##### Stored data

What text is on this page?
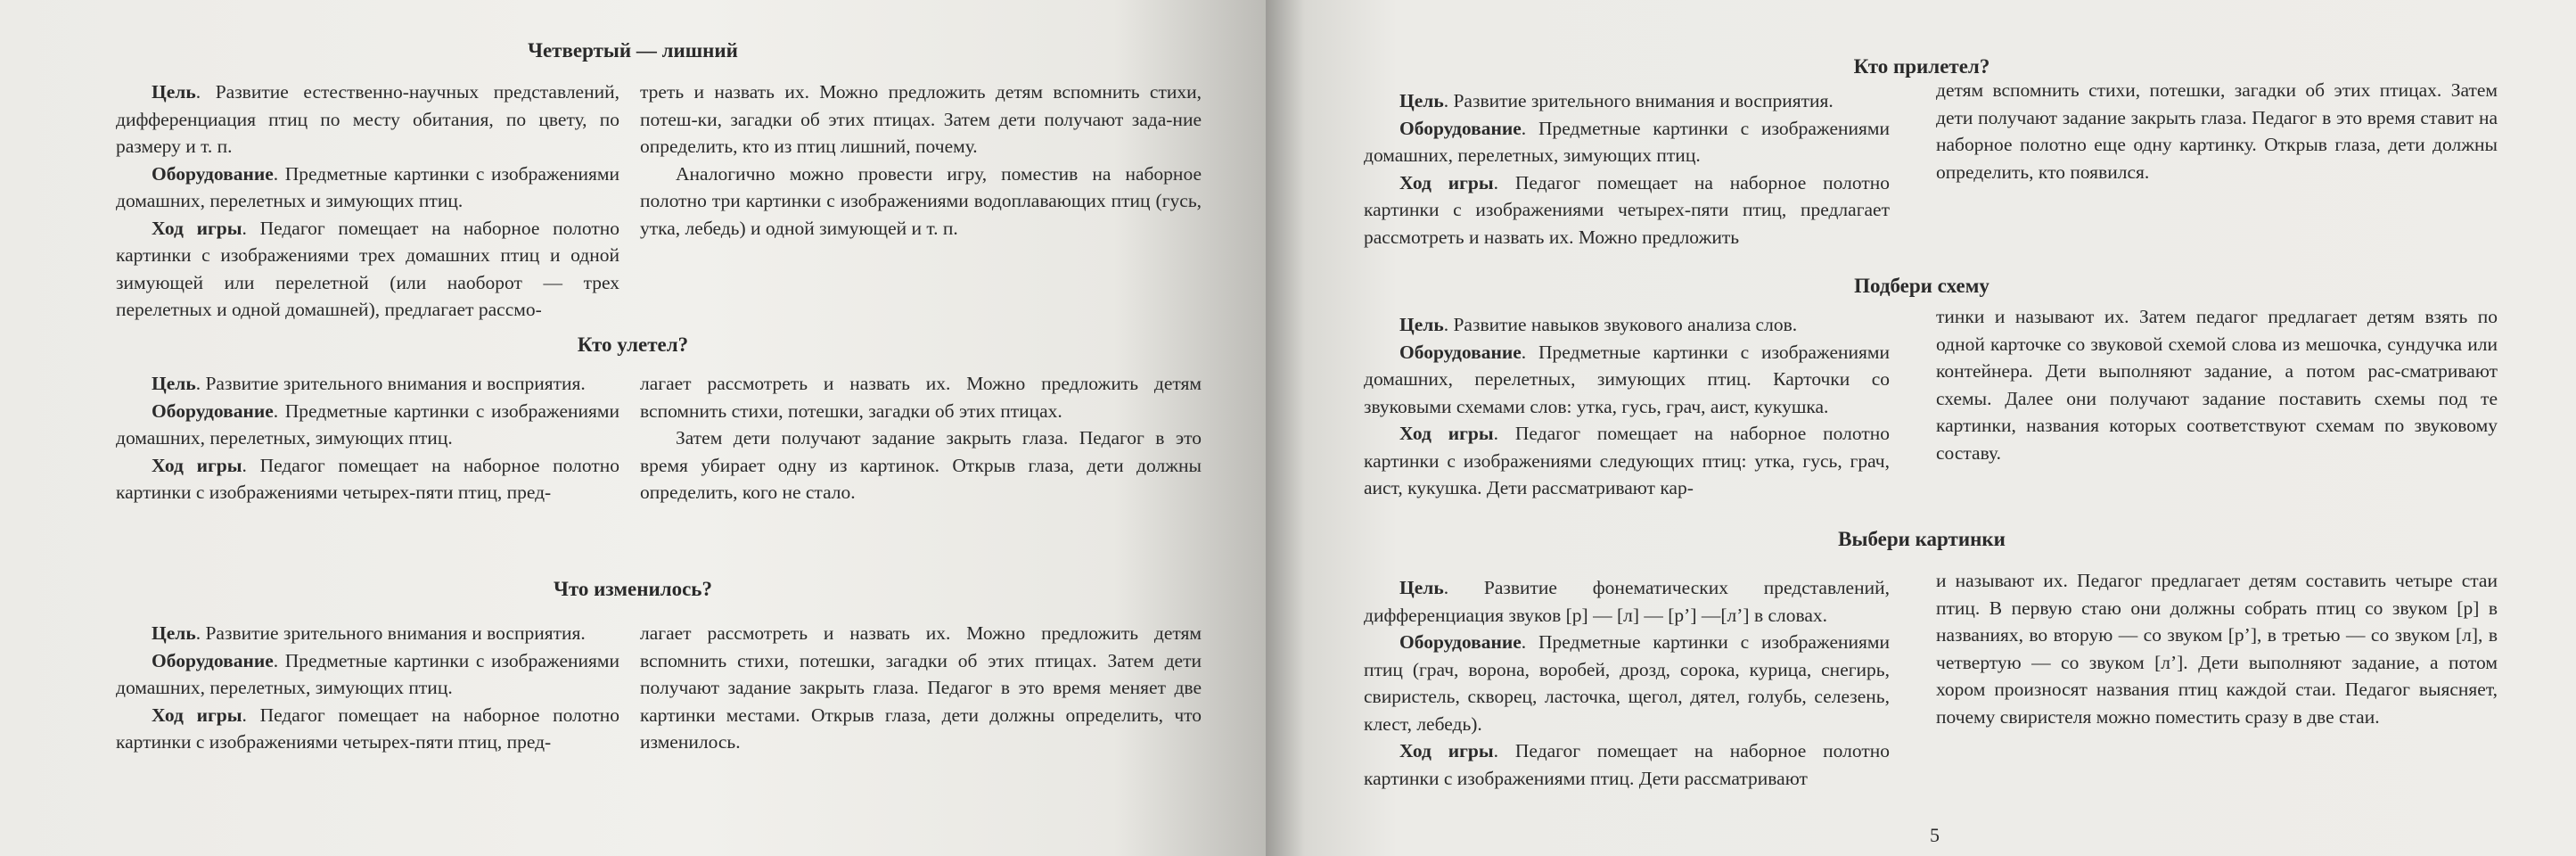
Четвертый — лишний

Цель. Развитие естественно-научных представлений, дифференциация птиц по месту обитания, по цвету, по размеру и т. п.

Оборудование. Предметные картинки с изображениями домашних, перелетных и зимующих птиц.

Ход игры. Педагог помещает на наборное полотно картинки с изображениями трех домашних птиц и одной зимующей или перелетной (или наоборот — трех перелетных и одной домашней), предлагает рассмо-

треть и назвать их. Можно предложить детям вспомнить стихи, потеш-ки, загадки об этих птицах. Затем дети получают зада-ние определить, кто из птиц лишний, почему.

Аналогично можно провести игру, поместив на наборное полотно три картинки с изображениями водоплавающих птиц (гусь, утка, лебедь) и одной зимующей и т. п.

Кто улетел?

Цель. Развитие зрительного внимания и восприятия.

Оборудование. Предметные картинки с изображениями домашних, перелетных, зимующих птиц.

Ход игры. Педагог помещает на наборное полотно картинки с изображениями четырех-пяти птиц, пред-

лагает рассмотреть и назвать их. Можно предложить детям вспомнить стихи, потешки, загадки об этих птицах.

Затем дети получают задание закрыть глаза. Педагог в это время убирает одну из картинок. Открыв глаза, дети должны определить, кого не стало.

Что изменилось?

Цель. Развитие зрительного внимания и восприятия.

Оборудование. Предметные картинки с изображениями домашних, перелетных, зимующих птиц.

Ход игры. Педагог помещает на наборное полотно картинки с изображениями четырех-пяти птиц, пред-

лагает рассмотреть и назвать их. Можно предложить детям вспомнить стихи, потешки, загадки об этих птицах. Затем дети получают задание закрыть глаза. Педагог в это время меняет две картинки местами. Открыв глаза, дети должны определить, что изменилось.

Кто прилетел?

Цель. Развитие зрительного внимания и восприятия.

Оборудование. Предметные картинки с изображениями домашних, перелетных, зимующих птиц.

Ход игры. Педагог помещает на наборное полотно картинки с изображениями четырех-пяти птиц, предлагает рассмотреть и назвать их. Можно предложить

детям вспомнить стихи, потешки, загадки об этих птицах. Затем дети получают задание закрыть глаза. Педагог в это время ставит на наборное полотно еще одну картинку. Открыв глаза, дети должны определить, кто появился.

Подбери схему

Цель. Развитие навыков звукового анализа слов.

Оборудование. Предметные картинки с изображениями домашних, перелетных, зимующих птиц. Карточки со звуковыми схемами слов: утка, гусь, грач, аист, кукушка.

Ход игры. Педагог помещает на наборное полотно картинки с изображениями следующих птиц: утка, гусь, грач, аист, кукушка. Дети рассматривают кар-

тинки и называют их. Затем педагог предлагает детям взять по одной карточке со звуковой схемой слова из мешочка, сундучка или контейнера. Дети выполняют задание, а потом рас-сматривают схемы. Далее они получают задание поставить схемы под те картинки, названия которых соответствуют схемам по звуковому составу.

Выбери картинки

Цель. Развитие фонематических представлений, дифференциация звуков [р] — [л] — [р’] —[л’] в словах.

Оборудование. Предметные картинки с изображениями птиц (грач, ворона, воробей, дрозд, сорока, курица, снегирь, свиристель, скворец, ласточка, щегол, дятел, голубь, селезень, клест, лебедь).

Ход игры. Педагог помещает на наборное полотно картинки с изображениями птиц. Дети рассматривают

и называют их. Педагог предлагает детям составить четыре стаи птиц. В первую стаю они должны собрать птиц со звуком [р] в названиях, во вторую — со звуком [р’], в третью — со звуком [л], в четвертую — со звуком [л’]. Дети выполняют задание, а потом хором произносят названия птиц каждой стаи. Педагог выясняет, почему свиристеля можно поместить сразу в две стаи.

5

##########

● What needs to be done
Copy every line of the listing that includes the string "дифференциация".

● Task solution
Цель. Развитие естественно-научных представлений, дифференциация птиц по месту обитания, по цвету, по размеру и т. п.
Цель. Развитие фонематических представлений, дифференциация звуков [р] — [л] — [р’] —[л’] в словах.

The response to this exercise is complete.